Supplied records:

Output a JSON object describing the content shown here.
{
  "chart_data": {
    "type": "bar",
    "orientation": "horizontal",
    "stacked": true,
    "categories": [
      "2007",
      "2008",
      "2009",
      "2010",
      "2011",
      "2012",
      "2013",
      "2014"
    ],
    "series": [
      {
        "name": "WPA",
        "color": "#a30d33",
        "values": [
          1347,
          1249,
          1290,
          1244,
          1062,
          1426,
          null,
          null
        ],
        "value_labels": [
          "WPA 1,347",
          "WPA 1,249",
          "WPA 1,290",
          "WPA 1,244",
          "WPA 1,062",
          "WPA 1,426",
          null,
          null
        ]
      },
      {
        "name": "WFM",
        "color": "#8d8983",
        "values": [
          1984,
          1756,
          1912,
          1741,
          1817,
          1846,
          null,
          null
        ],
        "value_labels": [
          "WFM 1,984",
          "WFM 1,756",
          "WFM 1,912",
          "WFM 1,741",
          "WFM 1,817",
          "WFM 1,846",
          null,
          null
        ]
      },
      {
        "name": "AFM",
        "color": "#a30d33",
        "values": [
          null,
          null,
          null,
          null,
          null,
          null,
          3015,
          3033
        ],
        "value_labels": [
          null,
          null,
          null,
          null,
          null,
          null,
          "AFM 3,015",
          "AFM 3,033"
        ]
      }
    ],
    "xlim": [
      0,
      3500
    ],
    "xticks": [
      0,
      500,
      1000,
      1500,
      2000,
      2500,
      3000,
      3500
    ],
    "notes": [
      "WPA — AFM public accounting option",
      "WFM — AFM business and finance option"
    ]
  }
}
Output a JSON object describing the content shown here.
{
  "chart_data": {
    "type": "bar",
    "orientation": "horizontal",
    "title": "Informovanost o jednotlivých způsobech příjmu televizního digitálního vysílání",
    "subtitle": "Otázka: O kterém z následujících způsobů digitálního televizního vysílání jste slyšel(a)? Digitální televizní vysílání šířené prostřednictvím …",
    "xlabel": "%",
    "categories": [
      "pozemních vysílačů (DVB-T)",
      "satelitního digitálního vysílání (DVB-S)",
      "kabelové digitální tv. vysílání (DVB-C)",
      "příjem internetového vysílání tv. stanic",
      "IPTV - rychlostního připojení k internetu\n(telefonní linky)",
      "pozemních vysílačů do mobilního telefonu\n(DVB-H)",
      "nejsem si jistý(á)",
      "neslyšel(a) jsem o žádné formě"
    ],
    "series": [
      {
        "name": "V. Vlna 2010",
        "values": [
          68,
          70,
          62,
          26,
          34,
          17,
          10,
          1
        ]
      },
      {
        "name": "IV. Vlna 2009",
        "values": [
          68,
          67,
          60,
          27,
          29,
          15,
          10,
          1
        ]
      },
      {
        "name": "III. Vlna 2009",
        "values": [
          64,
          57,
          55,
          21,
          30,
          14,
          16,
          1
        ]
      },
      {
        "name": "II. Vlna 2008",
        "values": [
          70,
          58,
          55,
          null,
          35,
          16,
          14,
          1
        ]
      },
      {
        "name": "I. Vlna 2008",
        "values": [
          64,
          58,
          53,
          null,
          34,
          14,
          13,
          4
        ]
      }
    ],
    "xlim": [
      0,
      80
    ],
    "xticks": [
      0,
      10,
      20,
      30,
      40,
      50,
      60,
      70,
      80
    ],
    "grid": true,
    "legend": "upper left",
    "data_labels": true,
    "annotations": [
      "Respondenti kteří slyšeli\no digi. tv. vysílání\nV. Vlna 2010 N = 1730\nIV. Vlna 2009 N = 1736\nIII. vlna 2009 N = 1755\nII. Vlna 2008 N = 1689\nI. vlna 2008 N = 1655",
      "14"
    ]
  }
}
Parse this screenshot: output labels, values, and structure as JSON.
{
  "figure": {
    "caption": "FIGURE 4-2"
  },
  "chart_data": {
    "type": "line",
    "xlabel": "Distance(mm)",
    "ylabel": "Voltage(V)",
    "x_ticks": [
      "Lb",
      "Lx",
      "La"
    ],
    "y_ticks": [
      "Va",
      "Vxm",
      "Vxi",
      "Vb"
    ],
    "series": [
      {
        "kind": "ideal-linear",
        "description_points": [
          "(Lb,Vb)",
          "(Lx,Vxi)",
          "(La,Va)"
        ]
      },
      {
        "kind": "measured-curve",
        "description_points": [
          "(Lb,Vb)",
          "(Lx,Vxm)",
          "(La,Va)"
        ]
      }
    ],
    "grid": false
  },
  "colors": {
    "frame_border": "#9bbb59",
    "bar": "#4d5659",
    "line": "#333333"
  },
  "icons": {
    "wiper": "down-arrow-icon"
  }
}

Task to complete: Search the listing for the word "name" and return each line that holds it.

Written response:
        "name": "WPA",
        "name": "WFM",
        "name": "AFM",
        "name": "V. Vlna 2010",
        "name": "IV. Vlna 2009",
        "name": "III. Vlna 2009",
        "name": "II. Vlna 2008",
        "name": "I. Vlna 2008",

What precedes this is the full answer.